→ **TASK BRIEF**:
Show all lines from the listing below that contain "uudet".

→ **GIVEN INFORMATION**:
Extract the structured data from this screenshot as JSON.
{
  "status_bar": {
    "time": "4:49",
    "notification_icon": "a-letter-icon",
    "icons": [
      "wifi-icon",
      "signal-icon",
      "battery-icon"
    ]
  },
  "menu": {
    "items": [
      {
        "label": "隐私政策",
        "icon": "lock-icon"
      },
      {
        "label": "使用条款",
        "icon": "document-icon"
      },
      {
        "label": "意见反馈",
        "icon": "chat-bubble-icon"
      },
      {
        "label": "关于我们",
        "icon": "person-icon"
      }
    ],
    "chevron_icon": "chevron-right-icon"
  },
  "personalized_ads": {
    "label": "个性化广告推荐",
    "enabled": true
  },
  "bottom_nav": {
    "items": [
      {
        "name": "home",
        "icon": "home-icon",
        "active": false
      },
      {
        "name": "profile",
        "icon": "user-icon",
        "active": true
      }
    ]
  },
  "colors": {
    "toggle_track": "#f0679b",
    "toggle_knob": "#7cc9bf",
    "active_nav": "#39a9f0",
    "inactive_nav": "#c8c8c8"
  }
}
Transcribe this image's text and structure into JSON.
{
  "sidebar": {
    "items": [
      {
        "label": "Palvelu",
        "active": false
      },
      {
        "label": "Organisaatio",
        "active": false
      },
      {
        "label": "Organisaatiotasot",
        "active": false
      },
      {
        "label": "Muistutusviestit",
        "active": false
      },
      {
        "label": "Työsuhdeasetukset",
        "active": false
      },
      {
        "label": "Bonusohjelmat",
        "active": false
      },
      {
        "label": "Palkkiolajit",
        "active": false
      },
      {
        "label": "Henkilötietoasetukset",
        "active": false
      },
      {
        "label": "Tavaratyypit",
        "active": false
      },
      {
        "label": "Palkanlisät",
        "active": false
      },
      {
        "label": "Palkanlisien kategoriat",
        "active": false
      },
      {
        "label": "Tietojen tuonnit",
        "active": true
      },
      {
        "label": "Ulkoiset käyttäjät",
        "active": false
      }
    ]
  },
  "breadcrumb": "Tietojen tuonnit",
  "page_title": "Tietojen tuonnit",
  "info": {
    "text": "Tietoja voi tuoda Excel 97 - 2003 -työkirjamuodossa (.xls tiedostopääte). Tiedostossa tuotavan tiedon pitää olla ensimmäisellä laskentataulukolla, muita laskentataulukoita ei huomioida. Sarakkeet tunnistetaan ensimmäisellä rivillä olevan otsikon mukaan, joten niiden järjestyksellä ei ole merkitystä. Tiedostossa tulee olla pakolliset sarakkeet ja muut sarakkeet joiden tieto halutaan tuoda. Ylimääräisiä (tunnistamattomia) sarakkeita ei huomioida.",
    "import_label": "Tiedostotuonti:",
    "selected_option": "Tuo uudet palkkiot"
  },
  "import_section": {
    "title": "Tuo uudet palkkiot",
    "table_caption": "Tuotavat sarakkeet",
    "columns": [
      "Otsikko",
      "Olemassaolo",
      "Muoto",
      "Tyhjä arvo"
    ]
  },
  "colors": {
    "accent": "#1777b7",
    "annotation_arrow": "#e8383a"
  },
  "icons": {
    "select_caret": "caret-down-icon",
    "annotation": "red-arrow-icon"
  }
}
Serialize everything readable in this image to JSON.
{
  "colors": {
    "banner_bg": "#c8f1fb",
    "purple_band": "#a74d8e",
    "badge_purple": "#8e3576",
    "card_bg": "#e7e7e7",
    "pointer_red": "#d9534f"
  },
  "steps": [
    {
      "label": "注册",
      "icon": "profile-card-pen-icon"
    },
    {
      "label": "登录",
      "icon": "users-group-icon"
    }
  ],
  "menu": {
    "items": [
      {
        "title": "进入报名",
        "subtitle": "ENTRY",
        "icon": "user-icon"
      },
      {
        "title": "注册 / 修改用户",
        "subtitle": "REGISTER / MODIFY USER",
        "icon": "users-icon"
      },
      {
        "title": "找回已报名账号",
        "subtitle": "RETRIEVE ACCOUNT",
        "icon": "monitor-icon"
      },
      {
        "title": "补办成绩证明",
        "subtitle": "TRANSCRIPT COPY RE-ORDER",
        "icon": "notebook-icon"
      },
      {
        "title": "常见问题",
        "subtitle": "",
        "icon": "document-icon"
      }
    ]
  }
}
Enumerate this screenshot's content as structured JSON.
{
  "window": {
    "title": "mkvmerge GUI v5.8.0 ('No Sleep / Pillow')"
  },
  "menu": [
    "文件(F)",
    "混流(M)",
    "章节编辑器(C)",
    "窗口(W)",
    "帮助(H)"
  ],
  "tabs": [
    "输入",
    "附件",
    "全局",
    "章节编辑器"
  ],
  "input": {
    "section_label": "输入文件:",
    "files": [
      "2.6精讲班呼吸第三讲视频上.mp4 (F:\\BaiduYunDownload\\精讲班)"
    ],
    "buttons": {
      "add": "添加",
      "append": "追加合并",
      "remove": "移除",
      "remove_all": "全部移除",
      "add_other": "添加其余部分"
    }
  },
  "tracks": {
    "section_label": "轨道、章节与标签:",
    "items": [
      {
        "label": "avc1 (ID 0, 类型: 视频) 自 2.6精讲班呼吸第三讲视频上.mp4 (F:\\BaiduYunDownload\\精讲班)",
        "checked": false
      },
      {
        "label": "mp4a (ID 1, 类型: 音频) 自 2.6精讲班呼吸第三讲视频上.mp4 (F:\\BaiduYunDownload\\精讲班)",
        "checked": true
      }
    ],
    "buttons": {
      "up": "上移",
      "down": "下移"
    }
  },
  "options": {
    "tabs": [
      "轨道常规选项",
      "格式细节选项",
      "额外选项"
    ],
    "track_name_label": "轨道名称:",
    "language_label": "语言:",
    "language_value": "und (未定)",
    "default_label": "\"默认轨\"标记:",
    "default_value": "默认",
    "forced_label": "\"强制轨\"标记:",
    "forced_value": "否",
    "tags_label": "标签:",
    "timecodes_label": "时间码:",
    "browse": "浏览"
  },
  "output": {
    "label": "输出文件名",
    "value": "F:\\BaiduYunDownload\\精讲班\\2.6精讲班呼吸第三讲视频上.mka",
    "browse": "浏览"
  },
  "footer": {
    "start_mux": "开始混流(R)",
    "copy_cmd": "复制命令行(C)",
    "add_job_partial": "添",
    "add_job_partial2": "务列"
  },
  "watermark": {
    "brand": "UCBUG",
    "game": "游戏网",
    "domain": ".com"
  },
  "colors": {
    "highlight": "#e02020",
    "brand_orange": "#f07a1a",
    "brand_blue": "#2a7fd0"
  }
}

→ **FULL SOLUTION**:
    "selected_option": "Tuo uudet palkkiot"
    "title": "Tuo uudet palkkiot",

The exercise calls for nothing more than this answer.